**YOUR TASK**
Copy every line of the records below that holds the word "coordinate".

**DATA FOR PROCESSING**
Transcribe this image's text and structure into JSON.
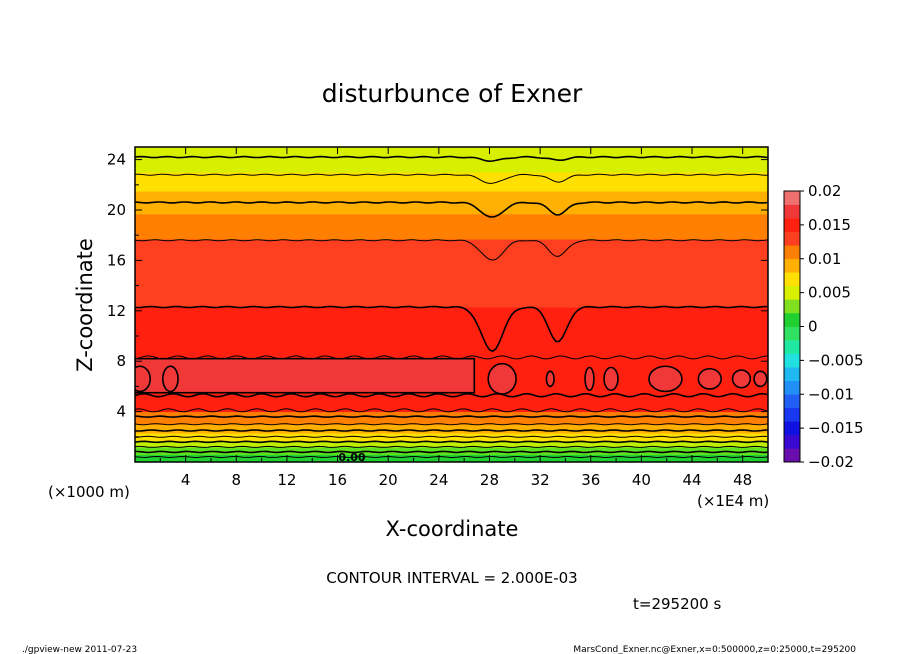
{
  "chart_data": {
    "type": "heatmap",
    "title": "disturbunce of Exner",
    "xlabel": "X-coordinate",
    "ylabel": "Z-coordinate",
    "x_unit": "(×1E4 m)",
    "y_unit": "(×1000 m)",
    "xlim": [
      0,
      50
    ],
    "ylim": [
      0,
      25
    ],
    "x_ticks": [
      "4",
      "8",
      "12",
      "16",
      "20",
      "24",
      "28",
      "32",
      "36",
      "40",
      "44",
      "48"
    ],
    "y_ticks": [
      "4",
      "8",
      "12",
      "16",
      "20",
      "24"
    ],
    "contour_interval_text": "CONTOUR INTERVAL = 2.000E-03",
    "time_text": "t=295200 s",
    "inline_label": "0.00",
    "colorbar": {
      "labels": [
        "0.02",
        "0.015",
        "0.01",
        "0.005",
        "0",
        "−0.005",
        "−0.01",
        "−0.015",
        "−0.02"
      ],
      "levels": [
        -0.02,
        -0.018,
        -0.016,
        -0.014,
        -0.012,
        -0.01,
        -0.008,
        -0.006,
        -0.004,
        -0.002,
        0,
        0.002,
        0.004,
        0.006,
        0.008,
        0.01,
        0.012,
        0.014,
        0.016,
        0.018,
        0.02
      ],
      "colors": [
        "#6a0dad",
        "#3a0ad0",
        "#1010e0",
        "#1838f0",
        "#2060f8",
        "#2090f8",
        "#20b8f0",
        "#20e0e0",
        "#20e8a0",
        "#30e060",
        "#20d030",
        "#80e020",
        "#d8f000",
        "#ffe000",
        "#ffb000",
        "#ff8000",
        "#ff4020",
        "#ff2010",
        "#f03838",
        "#f07070"
      ]
    },
    "background_bands": [
      {
        "z": [
          0,
          0.6
        ],
        "color": "#20d030"
      },
      {
        "z": [
          0.6,
          1.2
        ],
        "color": "#60e020"
      },
      {
        "z": [
          1.2,
          1.7
        ],
        "color": "#c0f000"
      },
      {
        "z": [
          1.7,
          2.3
        ],
        "color": "#ffe000"
      },
      {
        "z": [
          2.3,
          3.0
        ],
        "color": "#ffb000"
      },
      {
        "z": [
          3.0,
          4.0
        ],
        "color": "#ff8000"
      },
      {
        "z": [
          4.0,
          12.3
        ],
        "color": "#ff2010"
      },
      {
        "z": [
          12.3,
          17.7
        ],
        "color": "#ff4020"
      },
      {
        "z": [
          17.7,
          19.7
        ],
        "color": "#ff8000"
      },
      {
        "z": [
          19.7,
          21.5
        ],
        "color": "#ffb000"
      },
      {
        "z": [
          21.5,
          23.0
        ],
        "color": "#ffe000"
      },
      {
        "z": [
          23.0,
          25.0
        ],
        "color": "#d8f000"
      }
    ],
    "positive_band": {
      "x": [
        0,
        26.8
      ],
      "z": [
        5.5,
        8.2
      ],
      "color": "#f03838"
    },
    "positive_blobs": [
      {
        "x": 29.0,
        "z": 6.6,
        "rx": 1.1,
        "rz": 1.2
      },
      {
        "x": 32.8,
        "z": 6.6,
        "rx": 0.3,
        "rz": 0.6
      },
      {
        "x": 35.9,
        "z": 6.6,
        "rx": 0.35,
        "rz": 0.9
      },
      {
        "x": 37.6,
        "z": 6.6,
        "rx": 0.55,
        "rz": 0.9
      },
      {
        "x": 41.9,
        "z": 6.6,
        "rx": 1.3,
        "rz": 1.0
      },
      {
        "x": 45.4,
        "z": 6.6,
        "rx": 0.9,
        "rz": 0.8
      },
      {
        "x": 47.9,
        "z": 6.6,
        "rx": 0.7,
        "rz": 0.7
      },
      {
        "x": 49.4,
        "z": 6.6,
        "rx": 0.5,
        "rz": 0.6
      },
      {
        "x": 2.8,
        "z": 6.6,
        "rx": 0.6,
        "rz": 1.0
      },
      {
        "x": 0.4,
        "z": 6.6,
        "rx": 0.8,
        "rz": 1.0
      }
    ],
    "contours": [
      {
        "z": 24.2,
        "dip": 0.3
      },
      {
        "z": 22.8,
        "dip": 0.7
      },
      {
        "z": 20.6,
        "dip": 1.2
      },
      {
        "z": 17.6,
        "dip": 1.6
      },
      {
        "z": 12.3,
        "dip": 3.5
      },
      {
        "z": 8.3,
        "dip": 0
      },
      {
        "z": 5.3,
        "dip": 0
      },
      {
        "z": 4.1,
        "dip": 0
      },
      {
        "z": 3.6,
        "dip": 0
      },
      {
        "z": 3.0,
        "dip": 0
      },
      {
        "z": 2.5,
        "dip": 0
      },
      {
        "z": 2.0,
        "dip": 0
      },
      {
        "z": 1.6,
        "dip": 0
      },
      {
        "z": 1.2,
        "dip": 0
      },
      {
        "z": 0.8,
        "dip": 0
      },
      {
        "z": 0.4,
        "dip": 0
      }
    ]
  },
  "footer": {
    "left": "./gpview-new   2011-07-23",
    "right": "MarsCond_Exner.nc@Exner,x=0:500000,z=0:25000,t=295200"
  }
}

**THE RESULT**
    "xlabel": "X-coordinate",
    "ylabel": "Z-coordinate",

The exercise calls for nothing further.